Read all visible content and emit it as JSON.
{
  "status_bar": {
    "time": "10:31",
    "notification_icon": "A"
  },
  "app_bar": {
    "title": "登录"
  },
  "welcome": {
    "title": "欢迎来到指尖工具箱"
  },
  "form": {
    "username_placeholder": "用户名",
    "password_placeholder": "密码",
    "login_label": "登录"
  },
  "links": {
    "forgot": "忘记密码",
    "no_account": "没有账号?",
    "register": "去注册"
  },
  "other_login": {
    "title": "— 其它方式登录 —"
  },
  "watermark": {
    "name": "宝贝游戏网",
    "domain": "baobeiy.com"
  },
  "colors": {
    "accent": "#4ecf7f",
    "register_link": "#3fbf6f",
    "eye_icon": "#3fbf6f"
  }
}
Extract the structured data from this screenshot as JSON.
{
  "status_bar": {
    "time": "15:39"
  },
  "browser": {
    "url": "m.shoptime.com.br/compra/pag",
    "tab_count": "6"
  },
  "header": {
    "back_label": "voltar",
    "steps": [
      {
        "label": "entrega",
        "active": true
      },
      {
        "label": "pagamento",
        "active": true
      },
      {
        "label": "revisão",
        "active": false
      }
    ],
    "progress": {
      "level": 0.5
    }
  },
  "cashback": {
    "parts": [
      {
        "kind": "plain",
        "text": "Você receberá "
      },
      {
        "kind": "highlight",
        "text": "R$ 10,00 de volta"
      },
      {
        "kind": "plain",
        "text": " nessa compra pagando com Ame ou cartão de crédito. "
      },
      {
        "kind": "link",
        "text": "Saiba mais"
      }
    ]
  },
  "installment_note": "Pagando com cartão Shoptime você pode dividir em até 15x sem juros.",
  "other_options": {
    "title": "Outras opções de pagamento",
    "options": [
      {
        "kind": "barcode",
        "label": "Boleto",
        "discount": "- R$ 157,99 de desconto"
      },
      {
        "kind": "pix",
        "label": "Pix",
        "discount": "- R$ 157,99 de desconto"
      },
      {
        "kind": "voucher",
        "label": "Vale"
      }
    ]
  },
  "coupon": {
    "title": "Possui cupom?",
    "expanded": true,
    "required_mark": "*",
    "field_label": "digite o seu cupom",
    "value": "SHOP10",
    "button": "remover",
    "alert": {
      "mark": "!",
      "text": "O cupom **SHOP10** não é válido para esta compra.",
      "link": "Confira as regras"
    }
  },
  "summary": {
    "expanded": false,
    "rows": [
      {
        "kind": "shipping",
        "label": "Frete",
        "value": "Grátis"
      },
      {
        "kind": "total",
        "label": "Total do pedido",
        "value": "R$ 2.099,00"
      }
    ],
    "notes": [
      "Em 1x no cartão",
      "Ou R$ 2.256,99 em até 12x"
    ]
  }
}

...

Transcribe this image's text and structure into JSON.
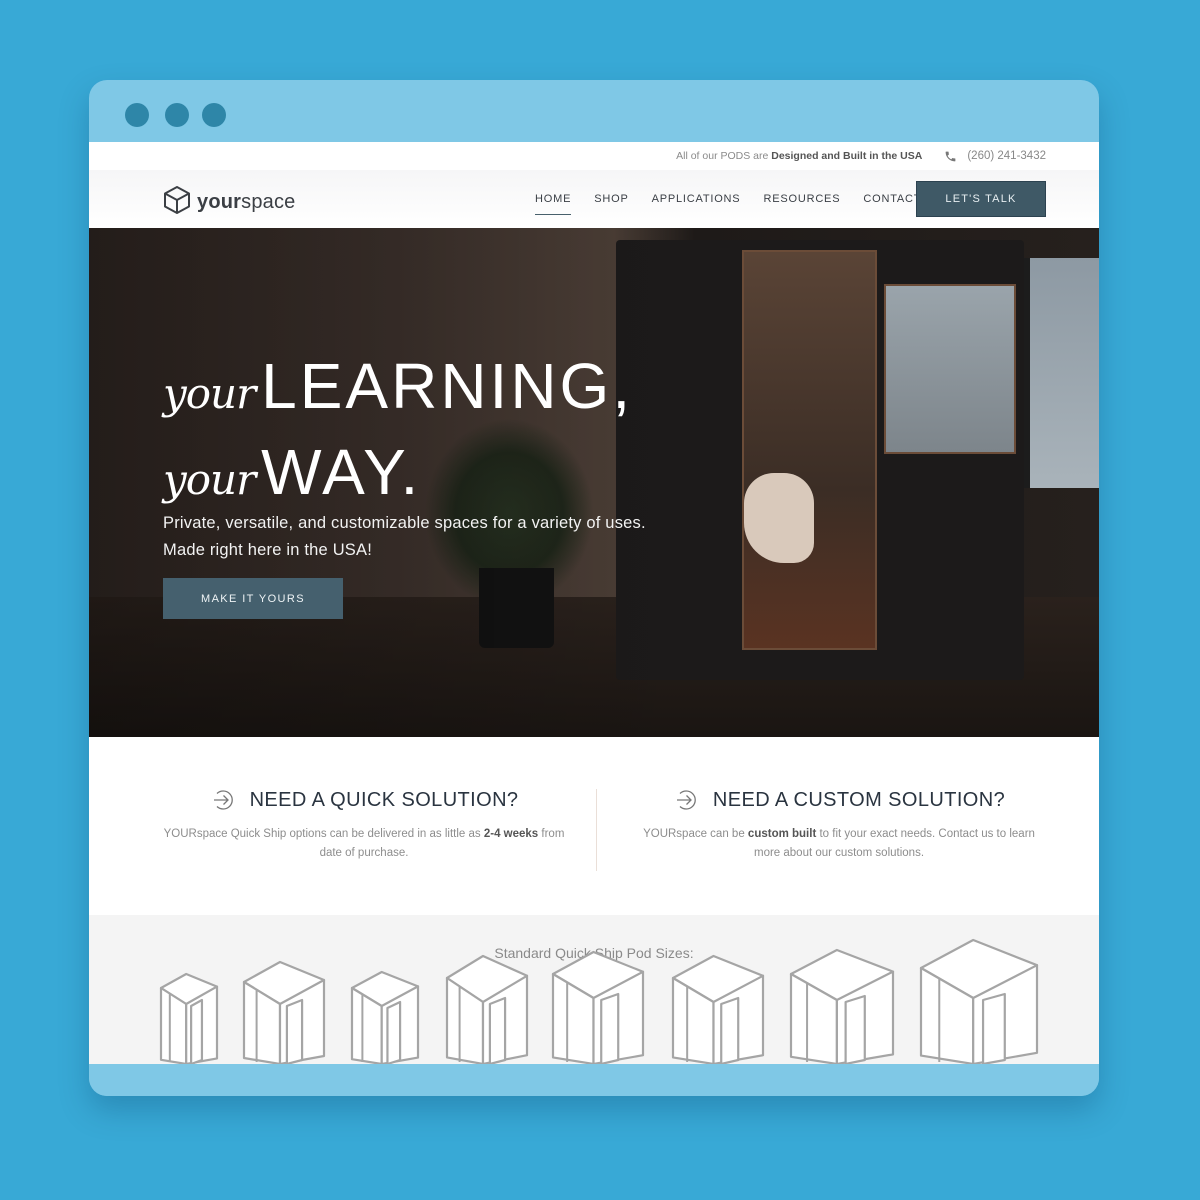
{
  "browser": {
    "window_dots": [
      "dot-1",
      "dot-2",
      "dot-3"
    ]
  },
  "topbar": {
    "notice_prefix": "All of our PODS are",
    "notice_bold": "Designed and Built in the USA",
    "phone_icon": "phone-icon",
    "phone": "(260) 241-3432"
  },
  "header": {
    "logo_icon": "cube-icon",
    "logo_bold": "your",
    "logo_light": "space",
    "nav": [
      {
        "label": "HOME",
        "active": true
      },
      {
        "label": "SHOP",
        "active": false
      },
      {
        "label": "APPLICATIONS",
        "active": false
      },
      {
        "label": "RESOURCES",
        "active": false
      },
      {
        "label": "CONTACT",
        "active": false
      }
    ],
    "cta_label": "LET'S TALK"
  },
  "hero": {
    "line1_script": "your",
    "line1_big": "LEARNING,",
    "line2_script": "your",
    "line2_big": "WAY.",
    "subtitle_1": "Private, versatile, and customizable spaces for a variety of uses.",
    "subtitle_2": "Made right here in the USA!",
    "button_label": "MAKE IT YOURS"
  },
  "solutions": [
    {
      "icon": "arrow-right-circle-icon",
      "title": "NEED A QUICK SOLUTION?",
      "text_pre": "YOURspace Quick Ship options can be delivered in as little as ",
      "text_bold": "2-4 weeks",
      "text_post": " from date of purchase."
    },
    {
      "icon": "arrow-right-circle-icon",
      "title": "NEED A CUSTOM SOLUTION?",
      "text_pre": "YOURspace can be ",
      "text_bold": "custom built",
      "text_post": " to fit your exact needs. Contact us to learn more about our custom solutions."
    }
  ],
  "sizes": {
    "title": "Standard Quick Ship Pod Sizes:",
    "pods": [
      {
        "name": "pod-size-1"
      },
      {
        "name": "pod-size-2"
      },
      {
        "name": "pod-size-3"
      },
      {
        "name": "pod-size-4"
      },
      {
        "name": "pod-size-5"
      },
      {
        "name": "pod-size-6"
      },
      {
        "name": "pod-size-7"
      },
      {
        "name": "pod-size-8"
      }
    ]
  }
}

■ **INSTRUCTIONS TO FOLLOW**
List every line above that contains the word "pagamento".

■ **SOLUTION FOR THIS TASK**
        "label": "pagamento",
    "title": "Outras opções de pagamento",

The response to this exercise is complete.